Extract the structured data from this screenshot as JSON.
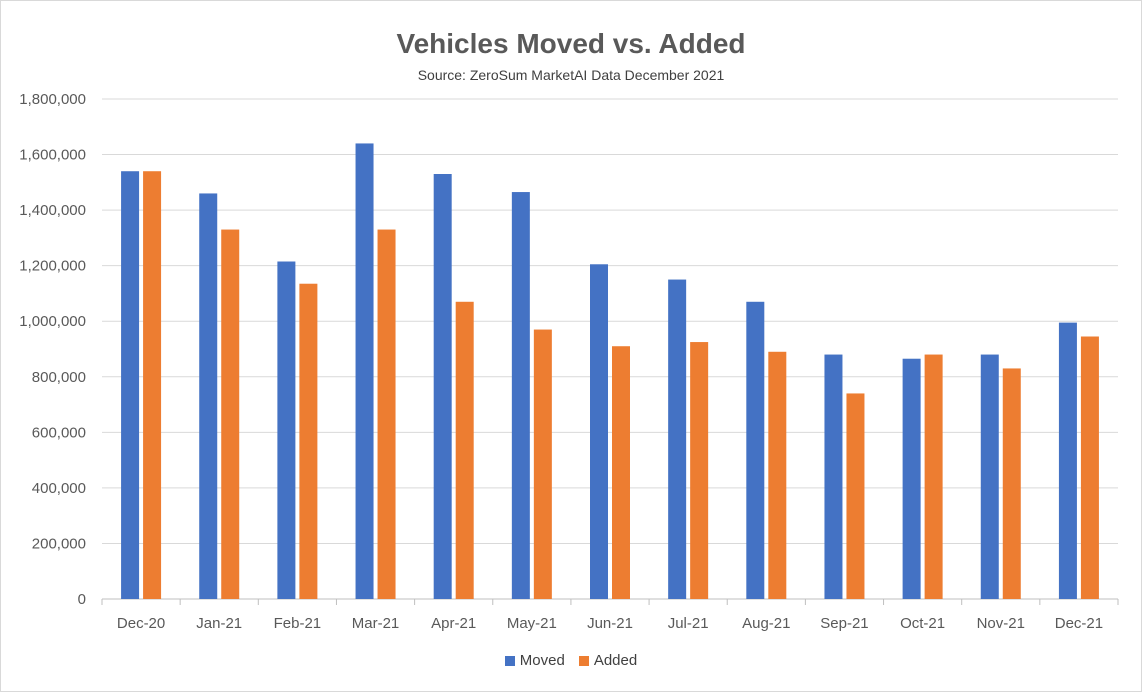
{
  "chart_data": {
    "type": "bar",
    "title": "Vehicles Moved vs. Added",
    "subtitle": "Source: ZeroSum MarketAI Data December 2021",
    "categories": [
      "Dec-20",
      "Jan-21",
      "Feb-21",
      "Mar-21",
      "Apr-21",
      "May-21",
      "Jun-21",
      "Jul-21",
      "Aug-21",
      "Sep-21",
      "Oct-21",
      "Nov-21",
      "Dec-21"
    ],
    "series": [
      {
        "name": "Moved",
        "color": "#4472c4",
        "values": [
          1540000,
          1460000,
          1215000,
          1640000,
          1530000,
          1465000,
          1205000,
          1150000,
          1070000,
          880000,
          865000,
          880000,
          995000
        ]
      },
      {
        "name": "Added",
        "color": "#ed7d31",
        "values": [
          1540000,
          1330000,
          1135000,
          1330000,
          1070000,
          970000,
          910000,
          925000,
          890000,
          740000,
          880000,
          830000,
          945000
        ]
      }
    ],
    "ylim": [
      0,
      1800000
    ],
    "yticks": [
      "0",
      "200,000",
      "400,000",
      "600,000",
      "800,000",
      "1,000,000",
      "1,200,000",
      "1,400,000",
      "1,600,000",
      "1,800,000"
    ],
    "grid": true,
    "legend_position": "bottom"
  }
}
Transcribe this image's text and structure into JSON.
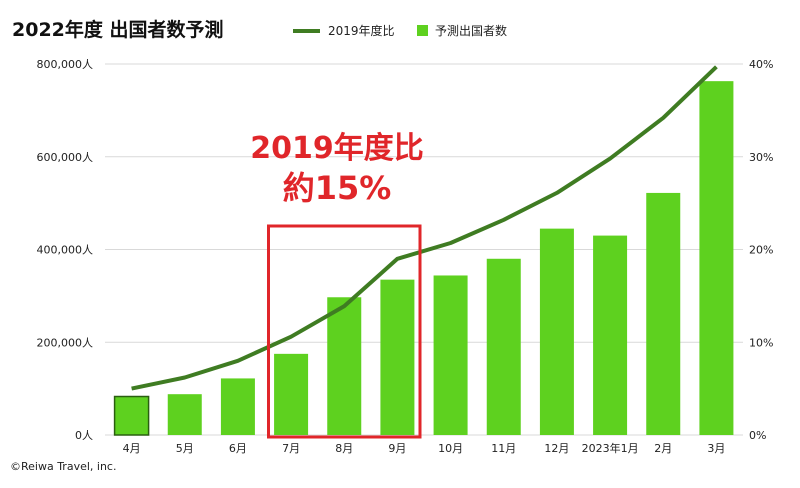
{
  "chart_data": {
    "type": "bar",
    "title": "2022年度 出国者数予測",
    "categories": [
      "4月",
      "5月",
      "6月",
      "7月",
      "8月",
      "9月",
      "10月",
      "11月",
      "12月",
      "2023年1月",
      "2月",
      "3月"
    ],
    "series": [
      {
        "name": "予測出国者数",
        "kind": "bar",
        "axis": "left",
        "values": [
          83000,
          88000,
          122000,
          175000,
          297000,
          335000,
          344000,
          380000,
          445000,
          430000,
          522000,
          763000
        ]
      },
      {
        "name": "2019年度比",
        "kind": "line",
        "axis": "right",
        "values": [
          5.0,
          6.2,
          8.0,
          10.6,
          13.9,
          19.0,
          20.7,
          23.2,
          26.1,
          29.8,
          34.2,
          39.7
        ]
      }
    ],
    "y_left": {
      "ylim": [
        0,
        800000
      ],
      "ticks": [
        "0人",
        "200,000人",
        "400,000人",
        "600,000人",
        "800,000人"
      ]
    },
    "y_right": {
      "ylim": [
        0,
        40
      ],
      "ticks": [
        "0%",
        "10%",
        "20%",
        "30%",
        "40%"
      ]
    },
    "grid": "horizontal",
    "legend": "top",
    "highlight": {
      "categories": [
        "7月",
        "8月",
        "9月"
      ],
      "label_line1": "2019年度比",
      "label_line2": "約15%"
    },
    "colors": {
      "bar": "#5ed11f",
      "bar_first_border": "#2a5f10",
      "line": "#3f7c22",
      "highlight": "#e0262a",
      "grid": "#d9d9d9"
    },
    "credit": "©Reiwa Travel, inc."
  }
}
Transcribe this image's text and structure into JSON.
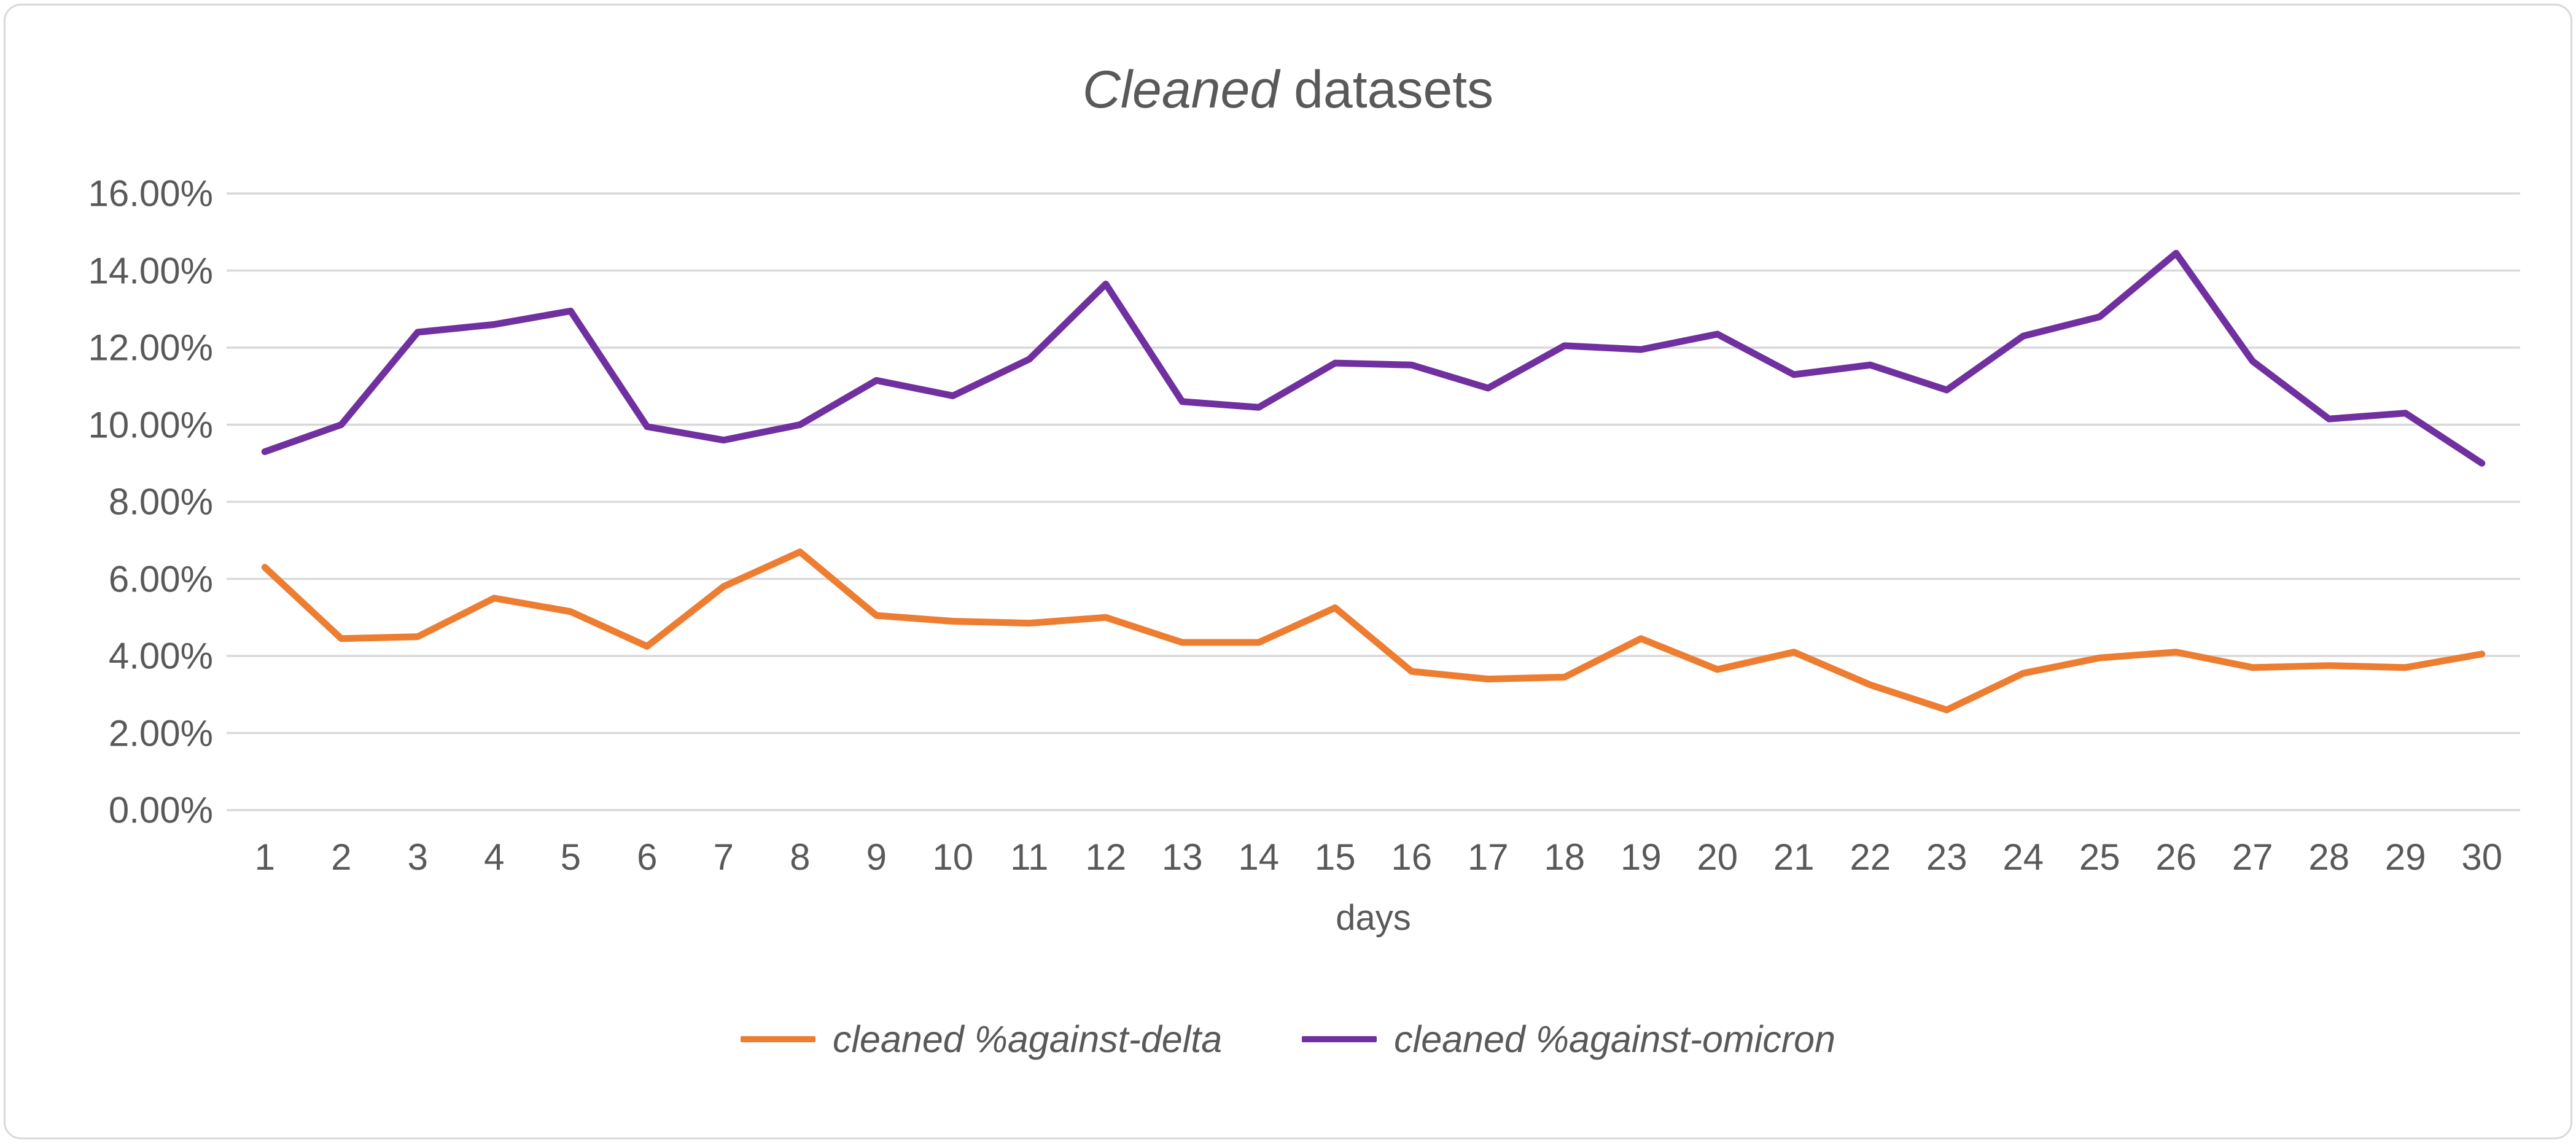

※ ※ ※

* _Goal_:
Using the records above, retype everything exactly except the pictures.

* _Result_:
Extract the structured data from this screenshot as JSON.
{
  "chart_data": {
    "type": "bar",
    "title": "Vehicles Moved vs. Added",
    "subtitle": "Source: ZeroSum MarketAI Data December 2021",
    "categories": [
      "Dec-20",
      "Jan-21",
      "Feb-21",
      "Mar-21",
      "Apr-21",
      "May-21",
      "Jun-21",
      "Jul-21",
      "Aug-21",
      "Sep-21",
      "Oct-21",
      "Nov-21",
      "Dec-21"
    ],
    "series": [
      {
        "name": "Moved",
        "color": "#4472c4",
        "values": [
          1540000,
          1460000,
          1215000,
          1640000,
          1530000,
          1465000,
          1205000,
          1150000,
          1070000,
          880000,
          865000,
          880000,
          995000
        ]
      },
      {
        "name": "Added",
        "color": "#ed7d31",
        "values": [
          1540000,
          1330000,
          1135000,
          1330000,
          1070000,
          970000,
          910000,
          925000,
          890000,
          740000,
          880000,
          830000,
          945000
        ]
      }
    ],
    "ylim": [
      0,
      1800000
    ],
    "yticks": [
      "0",
      "200,000",
      "400,000",
      "600,000",
      "800,000",
      "1,000,000",
      "1,200,000",
      "1,400,000",
      "1,600,000",
      "1,800,000"
    ],
    "grid": true,
    "legend_position": "bottom"
  }
}
Transcribe this image's text and structure into JSON.
{
  "chart_data": {
    "type": "bar",
    "title": "2022年度 出国者数予測",
    "categories": [
      "4月",
      "5月",
      "6月",
      "7月",
      "8月",
      "9月",
      "10月",
      "11月",
      "12月",
      "2023年1月",
      "2月",
      "3月"
    ],
    "series": [
      {
        "name": "予測出国者数",
        "kind": "bar",
        "axis": "left",
        "values": [
          83000,
          88000,
          122000,
          175000,
          297000,
          335000,
          344000,
          380000,
          445000,
          430000,
          522000,
          763000
        ]
      },
      {
        "name": "2019年度比",
        "kind": "line",
        "axis": "right",
        "values": [
          5.0,
          6.2,
          8.0,
          10.6,
          13.9,
          19.0,
          20.7,
          23.2,
          26.1,
          29.8,
          34.2,
          39.7
        ]
      }
    ],
    "y_left": {
      "ylim": [
        0,
        800000
      ],
      "ticks": [
        "0人",
        "200,000人",
        "400,000人",
        "600,000人",
        "800,000人"
      ]
    },
    "y_right": {
      "ylim": [
        0,
        40
      ],
      "ticks": [
        "0%",
        "10%",
        "20%",
        "30%",
        "40%"
      ]
    },
    "grid": "horizontal",
    "legend": "top",
    "highlight": {
      "categories": [
        "7月",
        "8月",
        "9月"
      ],
      "label_line1": "2019年度比",
      "label_line2": "約15%"
    },
    "colors": {
      "bar": "#5ed11f",
      "bar_first_border": "#2a5f10",
      "line": "#3f7c22",
      "highlight": "#e0262a",
      "grid": "#d9d9d9"
    },
    "credit": "©Reiwa Travel, inc."
  }
}
Transcribe this image's text and structure into JSON.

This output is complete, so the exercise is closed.